## Aim
Transcribe the material word for word, but without the images.

— START Material for this task —

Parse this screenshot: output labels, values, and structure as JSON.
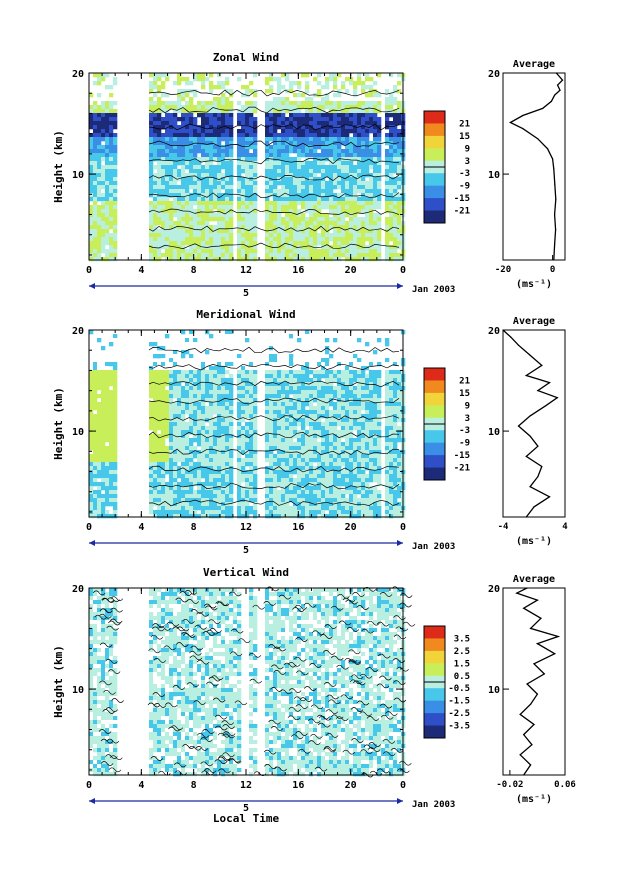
{
  "figure": {
    "x_axis_title": "Local Time",
    "day_label": "5",
    "date_label": "Jan 2003",
    "y_axis_title": "Height (km)",
    "x_ticks": [
      "0",
      "4",
      "8",
      "12",
      "16",
      "20",
      "0"
    ],
    "y_ticks": [
      "10",
      "20"
    ]
  },
  "chart_data": [
    {
      "type": "heatmap",
      "title": "Zonal Wind",
      "xlabel": "Local Time",
      "ylabel": "Height (km)",
      "xlim": [
        0,
        24
      ],
      "ylim": [
        1.5,
        20
      ],
      "unit": "(ms⁻¹)",
      "colorbar_ticks": [
        "21",
        "15",
        "9",
        "3",
        "-3",
        "-9",
        "-15",
        "-21"
      ],
      "data_gaps_hours": [
        [
          2.0,
          4.5
        ],
        [
          10.8,
          11.3
        ],
        [
          12.7,
          13.3
        ],
        [
          22.2,
          22.5
        ]
      ],
      "average_profile": {
        "title": "Average",
        "xlim": [
          -20,
          5
        ],
        "x_ticks": [
          "-20",
          "0"
        ],
        "xlabel": "(ms⁻¹)",
        "points": [
          [
            0.5,
            1.5
          ],
          [
            0.8,
            3
          ],
          [
            1.2,
            4.5
          ],
          [
            0.8,
            6
          ],
          [
            1.3,
            7.5
          ],
          [
            0.9,
            9
          ],
          [
            0.5,
            10.5
          ],
          [
            0,
            11.5
          ],
          [
            -2,
            12.5
          ],
          [
            -6,
            13.5
          ],
          [
            -12,
            14.5
          ],
          [
            -17,
            15.1
          ],
          [
            -12,
            15.8
          ],
          [
            -4,
            16.5
          ],
          [
            -0.5,
            17.2
          ],
          [
            0.8,
            17.8
          ],
          [
            3,
            18.3
          ],
          [
            2,
            18.8
          ],
          [
            4,
            19.3
          ],
          [
            1.5,
            20
          ]
        ]
      }
    },
    {
      "type": "heatmap",
      "title": "Meridional Wind",
      "xlabel": "Local Time",
      "ylabel": "Height (km)",
      "xlim": [
        0,
        24
      ],
      "ylim": [
        1.5,
        20
      ],
      "unit": "(ms⁻¹)",
      "colorbar_ticks": [
        "21",
        "15",
        "9",
        "3",
        "-3",
        "-9",
        "-15",
        "-21"
      ],
      "data_gaps_hours": [
        [
          2.0,
          4.5
        ],
        [
          10.8,
          11.3
        ],
        [
          12.7,
          13.3
        ],
        [
          22.2,
          22.5
        ]
      ],
      "average_profile": {
        "title": "Average",
        "xlim": [
          -4,
          4
        ],
        "x_ticks": [
          "-4",
          "4"
        ],
        "xlabel": "(ms⁻¹)",
        "points": [
          [
            -1,
            1.5
          ],
          [
            0,
            2.5
          ],
          [
            2,
            3.5
          ],
          [
            -0.5,
            4.5
          ],
          [
            0.5,
            5.5
          ],
          [
            1,
            6.5
          ],
          [
            -1,
            7.5
          ],
          [
            0.5,
            8.5
          ],
          [
            -0.5,
            9.5
          ],
          [
            -2,
            10.5
          ],
          [
            -0.5,
            11.5
          ],
          [
            1.5,
            12.5
          ],
          [
            3,
            13.3
          ],
          [
            0.5,
            14
          ],
          [
            2,
            14.8
          ],
          [
            -1,
            15.5
          ],
          [
            1,
            16.5
          ],
          [
            -0.5,
            17.5
          ],
          [
            -2,
            18.5
          ],
          [
            -3,
            19.3
          ],
          [
            -4,
            20
          ]
        ]
      }
    },
    {
      "type": "heatmap",
      "title": "Vertical Wind",
      "xlabel": "Local Time",
      "ylabel": "Height (km)",
      "xlim": [
        0,
        24
      ],
      "ylim": [
        1.5,
        20
      ],
      "unit": "(ms⁻¹)",
      "colorbar_ticks": [
        "3.5",
        "2.5",
        "1.5",
        "0.5",
        "-0.5",
        "-1.5",
        "-2.5",
        "-3.5"
      ],
      "data_gaps_hours": [
        [
          2.0,
          4.5
        ],
        [
          11.5,
          12.2
        ],
        [
          12.8,
          13.3
        ]
      ],
      "average_profile": {
        "title": "Average",
        "xlim": [
          -0.03,
          0.06
        ],
        "x_ticks": [
          "-0.02",
          "0.06"
        ],
        "xlabel": "(ms⁻¹)",
        "points": [
          [
            0,
            1.5
          ],
          [
            0.01,
            2.5
          ],
          [
            -0.005,
            3.5
          ],
          [
            0.012,
            4.5
          ],
          [
            0,
            5.5
          ],
          [
            0.015,
            6.5
          ],
          [
            -0.005,
            7.5
          ],
          [
            0.01,
            8.5
          ],
          [
            0.02,
            9.5
          ],
          [
            0.005,
            10.5
          ],
          [
            0.03,
            11.5
          ],
          [
            0.015,
            12.5
          ],
          [
            0.045,
            13.5
          ],
          [
            0.02,
            14.5
          ],
          [
            0.05,
            15.2
          ],
          [
            0.01,
            16
          ],
          [
            0.025,
            17
          ],
          [
            0,
            18
          ],
          [
            0.02,
            18.8
          ],
          [
            -0.01,
            19.5
          ],
          [
            0.005,
            20
          ]
        ]
      }
    }
  ],
  "colors": {
    "scale": [
      "#1c2a78",
      "#2f4fc8",
      "#3a8ee6",
      "#47c7ea",
      "#b8efe0",
      "#c8ef5a",
      "#f1d43a",
      "#f08a1e",
      "#de2a18"
    ]
  }
}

— END Material for this task —

## Solution to the problem
Parse this screenshot: output labels, values, and structure as JSON.
{
  "figure": {
    "x_axis_title": "Local Time",
    "day_label": "5",
    "date_label": "Jan 2003",
    "y_axis_title": "Height (km)",
    "x_ticks": [
      "0",
      "4",
      "8",
      "12",
      "16",
      "20",
      "0"
    ],
    "y_ticks": [
      "10",
      "20"
    ]
  },
  "chart_data": [
    {
      "type": "heatmap",
      "title": "Zonal Wind",
      "xlabel": "Local Time",
      "ylabel": "Height (km)",
      "xlim": [
        0,
        24
      ],
      "ylim": [
        1.5,
        20
      ],
      "unit": "(ms⁻¹)",
      "colorbar_ticks": [
        "21",
        "15",
        "9",
        "3",
        "-3",
        "-9",
        "-15",
        "-21"
      ],
      "data_gaps_hours": [
        [
          2.0,
          4.5
        ],
        [
          10.8,
          11.3
        ],
        [
          12.7,
          13.3
        ],
        [
          22.2,
          22.5
        ]
      ],
      "average_profile": {
        "title": "Average",
        "xlim": [
          -20,
          5
        ],
        "x_ticks": [
          "-20",
          "0"
        ],
        "xlabel": "(ms⁻¹)",
        "points": [
          [
            0.5,
            1.5
          ],
          [
            0.8,
            3
          ],
          [
            1.2,
            4.5
          ],
          [
            0.8,
            6
          ],
          [
            1.3,
            7.5
          ],
          [
            0.9,
            9
          ],
          [
            0.5,
            10.5
          ],
          [
            0,
            11.5
          ],
          [
            -2,
            12.5
          ],
          [
            -6,
            13.5
          ],
          [
            -12,
            14.5
          ],
          [
            -17,
            15.1
          ],
          [
            -12,
            15.8
          ],
          [
            -4,
            16.5
          ],
          [
            -0.5,
            17.2
          ],
          [
            0.8,
            17.8
          ],
          [
            3,
            18.3
          ],
          [
            2,
            18.8
          ],
          [
            4,
            19.3
          ],
          [
            1.5,
            20
          ]
        ]
      }
    },
    {
      "type": "heatmap",
      "title": "Meridional Wind",
      "xlabel": "Local Time",
      "ylabel": "Height (km)",
      "xlim": [
        0,
        24
      ],
      "ylim": [
        1.5,
        20
      ],
      "unit": "(ms⁻¹)",
      "colorbar_ticks": [
        "21",
        "15",
        "9",
        "3",
        "-3",
        "-9",
        "-15",
        "-21"
      ],
      "data_gaps_hours": [
        [
          2.0,
          4.5
        ],
        [
          10.8,
          11.3
        ],
        [
          12.7,
          13.3
        ],
        [
          22.2,
          22.5
        ]
      ],
      "average_profile": {
        "title": "Average",
        "xlim": [
          -4,
          4
        ],
        "x_ticks": [
          "-4",
          "4"
        ],
        "xlabel": "(ms⁻¹)",
        "points": [
          [
            -1,
            1.5
          ],
          [
            0,
            2.5
          ],
          [
            2,
            3.5
          ],
          [
            -0.5,
            4.5
          ],
          [
            0.5,
            5.5
          ],
          [
            1,
            6.5
          ],
          [
            -1,
            7.5
          ],
          [
            0.5,
            8.5
          ],
          [
            -0.5,
            9.5
          ],
          [
            -2,
            10.5
          ],
          [
            -0.5,
            11.5
          ],
          [
            1.5,
            12.5
          ],
          [
            3,
            13.3
          ],
          [
            0.5,
            14
          ],
          [
            2,
            14.8
          ],
          [
            -1,
            15.5
          ],
          [
            1,
            16.5
          ],
          [
            -0.5,
            17.5
          ],
          [
            -2,
            18.5
          ],
          [
            -3,
            19.3
          ],
          [
            -4,
            20
          ]
        ]
      }
    },
    {
      "type": "heatmap",
      "title": "Vertical Wind",
      "xlabel": "Local Time",
      "ylabel": "Height (km)",
      "xlim": [
        0,
        24
      ],
      "ylim": [
        1.5,
        20
      ],
      "unit": "(ms⁻¹)",
      "colorbar_ticks": [
        "3.5",
        "2.5",
        "1.5",
        "0.5",
        "-0.5",
        "-1.5",
        "-2.5",
        "-3.5"
      ],
      "data_gaps_hours": [
        [
          2.0,
          4.5
        ],
        [
          11.5,
          12.2
        ],
        [
          12.8,
          13.3
        ]
      ],
      "average_profile": {
        "title": "Average",
        "xlim": [
          -0.03,
          0.06
        ],
        "x_ticks": [
          "-0.02",
          "0.06"
        ],
        "xlabel": "(ms⁻¹)",
        "points": [
          [
            0,
            1.5
          ],
          [
            0.01,
            2.5
          ],
          [
            -0.005,
            3.5
          ],
          [
            0.012,
            4.5
          ],
          [
            0,
            5.5
          ],
          [
            0.015,
            6.5
          ],
          [
            -0.005,
            7.5
          ],
          [
            0.01,
            8.5
          ],
          [
            0.02,
            9.5
          ],
          [
            0.005,
            10.5
          ],
          [
            0.03,
            11.5
          ],
          [
            0.015,
            12.5
          ],
          [
            0.045,
            13.5
          ],
          [
            0.02,
            14.5
          ],
          [
            0.05,
            15.2
          ],
          [
            0.01,
            16
          ],
          [
            0.025,
            17
          ],
          [
            0,
            18
          ],
          [
            0.02,
            18.8
          ],
          [
            -0.01,
            19.5
          ],
          [
            0.005,
            20
          ]
        ]
      }
    }
  ],
  "colors": {
    "scale": [
      "#1c2a78",
      "#2f4fc8",
      "#3a8ee6",
      "#47c7ea",
      "#b8efe0",
      "#c8ef5a",
      "#f1d43a",
      "#f08a1e",
      "#de2a18"
    ]
  }
}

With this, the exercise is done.